**** Provided data

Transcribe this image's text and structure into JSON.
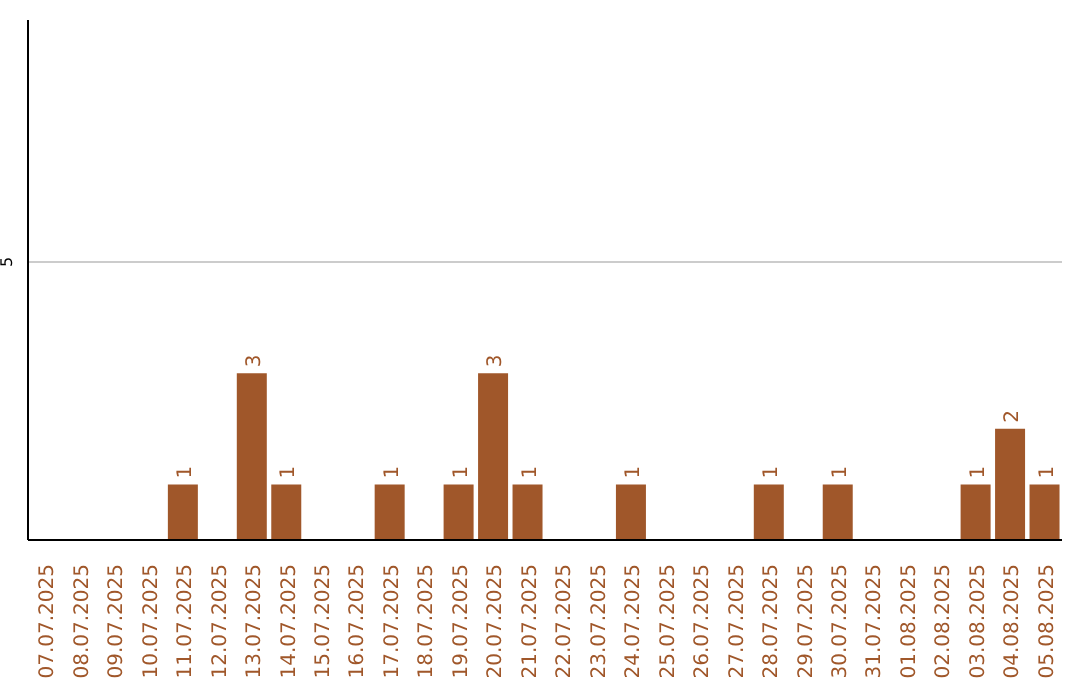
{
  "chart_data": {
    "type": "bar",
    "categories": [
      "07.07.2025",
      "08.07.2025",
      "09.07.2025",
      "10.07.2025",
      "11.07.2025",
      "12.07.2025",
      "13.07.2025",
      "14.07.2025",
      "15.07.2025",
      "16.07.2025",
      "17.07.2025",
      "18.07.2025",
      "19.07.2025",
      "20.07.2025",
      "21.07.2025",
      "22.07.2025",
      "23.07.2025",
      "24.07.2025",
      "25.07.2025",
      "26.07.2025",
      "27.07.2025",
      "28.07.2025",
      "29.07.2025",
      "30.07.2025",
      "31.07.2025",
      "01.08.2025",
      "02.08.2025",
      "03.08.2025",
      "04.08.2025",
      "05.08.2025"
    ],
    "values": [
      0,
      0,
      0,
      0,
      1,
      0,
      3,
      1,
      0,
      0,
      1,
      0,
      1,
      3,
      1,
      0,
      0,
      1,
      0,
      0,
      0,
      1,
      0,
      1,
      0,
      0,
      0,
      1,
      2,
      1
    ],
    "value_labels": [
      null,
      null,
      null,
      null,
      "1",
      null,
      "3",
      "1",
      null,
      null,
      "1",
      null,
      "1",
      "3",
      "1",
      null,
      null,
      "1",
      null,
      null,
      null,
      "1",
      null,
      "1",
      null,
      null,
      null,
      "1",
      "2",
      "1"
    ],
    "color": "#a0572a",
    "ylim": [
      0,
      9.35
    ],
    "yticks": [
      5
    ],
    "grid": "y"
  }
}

********

— What to produce —
Copy out the records above in full, exactly as written, but not the pictures.

— Response —
Transcribe this image's text and structure into JSON.
{
  "chart_data": {
    "type": "bar",
    "categories": [
      "07.07.2025",
      "08.07.2025",
      "09.07.2025",
      "10.07.2025",
      "11.07.2025",
      "12.07.2025",
      "13.07.2025",
      "14.07.2025",
      "15.07.2025",
      "16.07.2025",
      "17.07.2025",
      "18.07.2025",
      "19.07.2025",
      "20.07.2025",
      "21.07.2025",
      "22.07.2025",
      "23.07.2025",
      "24.07.2025",
      "25.07.2025",
      "26.07.2025",
      "27.07.2025",
      "28.07.2025",
      "29.07.2025",
      "30.07.2025",
      "31.07.2025",
      "01.08.2025",
      "02.08.2025",
      "03.08.2025",
      "04.08.2025",
      "05.08.2025"
    ],
    "values": [
      0,
      0,
      0,
      0,
      1,
      0,
      3,
      1,
      0,
      0,
      1,
      0,
      1,
      3,
      1,
      0,
      0,
      1,
      0,
      0,
      0,
      1,
      0,
      1,
      0,
      0,
      0,
      1,
      2,
      1
    ],
    "value_labels": [
      null,
      null,
      null,
      null,
      "1",
      null,
      "3",
      "1",
      null,
      null,
      "1",
      null,
      "1",
      "3",
      "1",
      null,
      null,
      "1",
      null,
      null,
      null,
      "1",
      null,
      "1",
      null,
      null,
      null,
      "1",
      "2",
      "1"
    ],
    "color": "#a0572a",
    "ylim": [
      0,
      9.35
    ],
    "yticks": [
      5
    ],
    "grid": "y"
  }
}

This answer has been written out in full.